Task requirements:
Write the material out again in full, exactly.
>> START Input rows
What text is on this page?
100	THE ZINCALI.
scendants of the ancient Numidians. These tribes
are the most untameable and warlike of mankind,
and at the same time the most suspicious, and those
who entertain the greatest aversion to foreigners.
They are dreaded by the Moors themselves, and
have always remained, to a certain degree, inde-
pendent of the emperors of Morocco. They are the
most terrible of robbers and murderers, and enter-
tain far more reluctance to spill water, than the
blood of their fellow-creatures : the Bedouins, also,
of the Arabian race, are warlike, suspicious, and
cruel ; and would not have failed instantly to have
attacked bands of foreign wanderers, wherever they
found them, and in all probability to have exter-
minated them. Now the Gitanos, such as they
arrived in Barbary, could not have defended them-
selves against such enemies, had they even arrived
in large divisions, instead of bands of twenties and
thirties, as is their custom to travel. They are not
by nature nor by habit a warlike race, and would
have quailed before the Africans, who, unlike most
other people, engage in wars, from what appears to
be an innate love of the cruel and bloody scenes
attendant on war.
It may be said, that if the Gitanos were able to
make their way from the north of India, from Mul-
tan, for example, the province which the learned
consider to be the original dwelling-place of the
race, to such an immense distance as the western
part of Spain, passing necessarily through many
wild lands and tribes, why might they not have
>> END Input rows
Answer for this exercise:
What text is on this page?
100	THE ZINCALI.
scendants of the ancient Numidians. These tribes
are the most untameable and warlike of mankind,
and at the same time the most suspicious, and those
who entertain the greatest aversion to foreigners.
They are dreaded by the Moors themselves, and
have always remained, to a certain degree, inde-
pendent of the emperors of Morocco. They are the
most terrible of robbers and murderers, and enter-
tain far more reluctance to spill water, than the
blood of their fellow-creatures : the Bedouins, also,
of the Arabian race, are warlike, suspicious, and
cruel ; and would not have failed instantly to have
attacked bands of foreign wanderers, wherever they
found them, and in all probability to have exter-
minated them. Now the Gitanos, such as they
arrived in Barbary, could not have defended them-
selves against such enemies, had they even arrived
in large divisions, instead of bands of twenties and
thirties, as is their custom to travel. They are not
by nature nor by habit a warlike race, and would
have quailed before the Africans, who, unlike most
other people, engage in wars, from what appears to
be an innate love of the cruel and bloody scenes
attendant on war.
It may be said, that if the Gitanos were able to
make their way from the north of India, from Mul-
tan, for example, the province which the learned
consider to be the original dwelling-place of the
race, to such an immense distance as the western
part of Spain, passing necessarily through many
wild lands and tribes, why might they not have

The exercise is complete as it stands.